Quote, without change, all of the lines that follow.
═══ Data lines
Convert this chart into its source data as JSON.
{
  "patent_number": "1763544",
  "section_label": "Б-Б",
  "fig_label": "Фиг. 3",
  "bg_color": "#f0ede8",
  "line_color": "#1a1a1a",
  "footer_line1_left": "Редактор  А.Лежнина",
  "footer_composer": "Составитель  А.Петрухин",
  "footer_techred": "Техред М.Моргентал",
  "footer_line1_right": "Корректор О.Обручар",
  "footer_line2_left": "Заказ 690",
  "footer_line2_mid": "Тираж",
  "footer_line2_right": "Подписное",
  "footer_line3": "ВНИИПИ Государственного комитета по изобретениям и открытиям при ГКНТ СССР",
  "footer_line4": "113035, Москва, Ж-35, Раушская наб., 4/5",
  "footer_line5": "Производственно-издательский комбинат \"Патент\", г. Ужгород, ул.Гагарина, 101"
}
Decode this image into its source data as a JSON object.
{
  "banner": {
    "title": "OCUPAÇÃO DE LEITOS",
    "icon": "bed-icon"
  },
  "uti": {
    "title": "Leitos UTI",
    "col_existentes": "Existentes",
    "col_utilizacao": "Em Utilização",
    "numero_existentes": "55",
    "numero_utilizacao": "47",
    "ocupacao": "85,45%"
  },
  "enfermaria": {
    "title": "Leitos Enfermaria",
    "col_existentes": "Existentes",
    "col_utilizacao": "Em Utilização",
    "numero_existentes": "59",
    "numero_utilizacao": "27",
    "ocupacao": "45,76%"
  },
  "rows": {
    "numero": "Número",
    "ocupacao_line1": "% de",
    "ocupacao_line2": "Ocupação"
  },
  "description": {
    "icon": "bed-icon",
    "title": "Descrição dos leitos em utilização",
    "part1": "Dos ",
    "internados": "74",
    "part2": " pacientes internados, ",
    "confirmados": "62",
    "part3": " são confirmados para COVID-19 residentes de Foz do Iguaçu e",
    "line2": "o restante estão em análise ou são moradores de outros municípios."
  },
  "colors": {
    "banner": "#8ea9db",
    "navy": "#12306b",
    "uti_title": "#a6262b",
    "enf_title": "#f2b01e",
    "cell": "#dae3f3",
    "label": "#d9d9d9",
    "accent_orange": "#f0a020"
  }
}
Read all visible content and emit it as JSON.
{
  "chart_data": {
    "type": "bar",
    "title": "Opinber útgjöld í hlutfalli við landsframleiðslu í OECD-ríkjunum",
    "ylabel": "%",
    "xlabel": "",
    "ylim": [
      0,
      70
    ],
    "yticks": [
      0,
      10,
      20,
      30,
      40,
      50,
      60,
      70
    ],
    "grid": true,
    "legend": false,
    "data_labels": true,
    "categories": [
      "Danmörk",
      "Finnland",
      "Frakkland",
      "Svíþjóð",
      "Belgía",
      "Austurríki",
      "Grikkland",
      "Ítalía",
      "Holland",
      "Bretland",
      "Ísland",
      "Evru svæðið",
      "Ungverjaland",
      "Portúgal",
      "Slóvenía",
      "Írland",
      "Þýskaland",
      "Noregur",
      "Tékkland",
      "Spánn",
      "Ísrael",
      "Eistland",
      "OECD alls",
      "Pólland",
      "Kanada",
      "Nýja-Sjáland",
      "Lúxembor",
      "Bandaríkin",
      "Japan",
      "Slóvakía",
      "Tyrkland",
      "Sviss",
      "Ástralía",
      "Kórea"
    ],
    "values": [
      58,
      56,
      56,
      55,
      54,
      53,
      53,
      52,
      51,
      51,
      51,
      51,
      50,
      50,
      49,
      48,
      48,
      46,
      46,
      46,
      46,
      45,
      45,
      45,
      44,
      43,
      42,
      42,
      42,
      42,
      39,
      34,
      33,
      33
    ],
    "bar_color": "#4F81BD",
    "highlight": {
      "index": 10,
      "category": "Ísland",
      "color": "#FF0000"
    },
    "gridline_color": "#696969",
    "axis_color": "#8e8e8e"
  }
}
══════
**Output below:**
Convert this chart into its source data as JSON.
{
  "patent_number": "1763544",
  "section_label": "Б-Б",
  "fig_label": "Фиг. 3",
  "bg_color": "#f0ede8",
  "line_color": "#1a1a1a",
  "footer_line1_left": "Редактор  А.Лежнина",
  "footer_composer": "Составитель  А.Петрухин",
  "footer_techred": "Техред М.Моргентал",
  "footer_line1_right": "Корректор О.Обручар",
  "footer_line2_left": "Заказ 690",
  "footer_line2_mid": "Тираж",
  "footer_line2_right": "Подписное",
  "footer_line3": "ВНИИПИ Государственного комитета по изобретениям и открытиям при ГКНТ СССР",
  "footer_line4": "113035, Москва, Ж-35, Раушская наб., 4/5",
  "footer_line5": "Производственно-издательский комбинат \"Патент\", г. Ужгород, ул.Гагарина, 101"
}
Decode this image into its source data as a JSON object.
{
  "banner": {
    "title": "OCUPAÇÃO DE LEITOS",
    "icon": "bed-icon"
  },
  "uti": {
    "title": "Leitos UTI",
    "col_existentes": "Existentes",
    "col_utilizacao": "Em Utilização",
    "numero_existentes": "55",
    "numero_utilizacao": "47",
    "ocupacao": "85,45%"
  },
  "enfermaria": {
    "title": "Leitos Enfermaria",
    "col_existentes": "Existentes",
    "col_utilizacao": "Em Utilização",
    "numero_existentes": "59",
    "numero_utilizacao": "27",
    "ocupacao": "45,76%"
  },
  "rows": {
    "numero": "Número",
    "ocupacao_line1": "% de",
    "ocupacao_line2": "Ocupação"
  },
  "description": {
    "icon": "bed-icon",
    "title": "Descrição dos leitos em utilização",
    "part1": "Dos ",
    "internados": "74",
    "part2": " pacientes internados, ",
    "confirmados": "62",
    "part3": " são confirmados para COVID-19 residentes de Foz do Iguaçu e",
    "line2": "o restante estão em análise ou são moradores de outros municípios."
  },
  "colors": {
    "banner": "#8ea9db",
    "navy": "#12306b",
    "uti_title": "#a6262b",
    "enf_title": "#f2b01e",
    "cell": "#dae3f3",
    "label": "#d9d9d9",
    "accent_orange": "#f0a020"
  }
}
Read all visible content and emit it as JSON.
{
  "chart_data": {
    "type": "bar",
    "title": "Opinber útgjöld í hlutfalli við landsframleiðslu í OECD-ríkjunum",
    "ylabel": "%",
    "xlabel": "",
    "ylim": [
      0,
      70
    ],
    "yticks": [
      0,
      10,
      20,
      30,
      40,
      50,
      60,
      70
    ],
    "grid": true,
    "legend": false,
    "data_labels": true,
    "categories": [
      "Danmörk",
      "Finnland",
      "Frakkland",
      "Svíþjóð",
      "Belgía",
      "Austurríki",
      "Grikkland",
      "Ítalía",
      "Holland",
      "Bretland",
      "Ísland",
      "Evru svæðið",
      "Ungverjaland",
      "Portúgal",
      "Slóvenía",
      "Írland",
      "Þýskaland",
      "Noregur",
      "Tékkland",
      "Spánn",
      "Ísrael",
      "Eistland",
      "OECD alls",
      "Pólland",
      "Kanada",
      "Nýja-Sjáland",
      "Lúxembor",
      "Bandaríkin",
      "Japan",
      "Slóvakía",
      "Tyrkland",
      "Sviss",
      "Ástralía",
      "Kórea"
    ],
    "values": [
      58,
      56,
      56,
      55,
      54,
      53,
      53,
      52,
      51,
      51,
      51,
      51,
      50,
      50,
      49,
      48,
      48,
      46,
      46,
      46,
      46,
      45,
      45,
      45,
      44,
      43,
      42,
      42,
      42,
      42,
      39,
      34,
      33,
      33
    ],
    "bar_color": "#4F81BD",
    "highlight": {
      "index": 10,
      "category": "Ísland",
      "color": "#FF0000"
    },
    "gridline_color": "#696969",
    "axis_color": "#8e8e8e"
  }
}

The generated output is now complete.